Short exercise> Set down the full listing exactly as given. Any pictures are to be left out.

(Figure collection entries)
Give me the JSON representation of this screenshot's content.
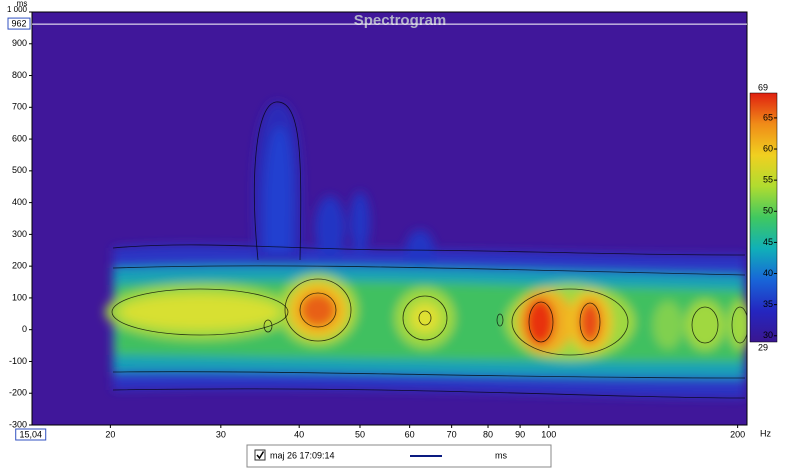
{
  "chart_data": {
    "type": "spectrogram",
    "title": "Spectrogram",
    "y_label": "ms",
    "x_label": "Hz",
    "xlim": [
      15,
      207
    ],
    "xscale": "log",
    "xticks": [
      20,
      30,
      40,
      50,
      60,
      70,
      80,
      90,
      100,
      200
    ],
    "ylim": [
      -300,
      1000
    ],
    "yticks": [
      -300,
      -200,
      -100,
      0,
      100,
      200,
      300,
      400,
      500,
      600,
      700,
      800,
      900,
      {
        "value": 1000,
        "label": "1 000"
      }
    ],
    "grid": false,
    "background": "#40179a",
    "cursor": {
      "y": 962,
      "x": {
        "value": 15.04,
        "label": "15,04"
      }
    },
    "zlim": [
      29,
      69
    ],
    "zticks": [
      30,
      35,
      40,
      45,
      50,
      55,
      60,
      65
    ],
    "colormap": [
      "#3a1690",
      "#2426c0",
      "#1866d8",
      "#10b0b8",
      "#40c860",
      "#b0dc30",
      "#f0d020",
      "#f08c18",
      "#e02010"
    ],
    "series": [
      {
        "name": "maj 26 17:09:14",
        "color": "#0a1a80"
      }
    ],
    "legend_unit": "ms"
  }
}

Full output>
Give me the JSON representation of this screenshot's content.
{
  "chart_data": {
    "type": "spectrogram",
    "title": "Spectrogram",
    "y_label": "ms",
    "x_label": "Hz",
    "xlim": [
      15,
      207
    ],
    "xscale": "log",
    "xticks": [
      20,
      30,
      40,
      50,
      60,
      70,
      80,
      90,
      100,
      200
    ],
    "ylim": [
      -300,
      1000
    ],
    "yticks": [
      -300,
      -200,
      -100,
      0,
      100,
      200,
      300,
      400,
      500,
      600,
      700,
      800,
      900,
      {
        "value": 1000,
        "label": "1 000"
      }
    ],
    "grid": false,
    "background": "#40179a",
    "cursor": {
      "y": 962,
      "x": {
        "value": 15.04,
        "label": "15,04"
      }
    },
    "zlim": [
      29,
      69
    ],
    "zticks": [
      30,
      35,
      40,
      45,
      50,
      55,
      60,
      65
    ],
    "colormap": [
      "#3a1690",
      "#2426c0",
      "#1866d8",
      "#10b0b8",
      "#40c860",
      "#b0dc30",
      "#f0d020",
      "#f08c18",
      "#e02010"
    ],
    "series": [
      {
        "name": "maj 26 17:09:14",
        "color": "#0a1a80"
      }
    ],
    "legend_unit": "ms"
  }
}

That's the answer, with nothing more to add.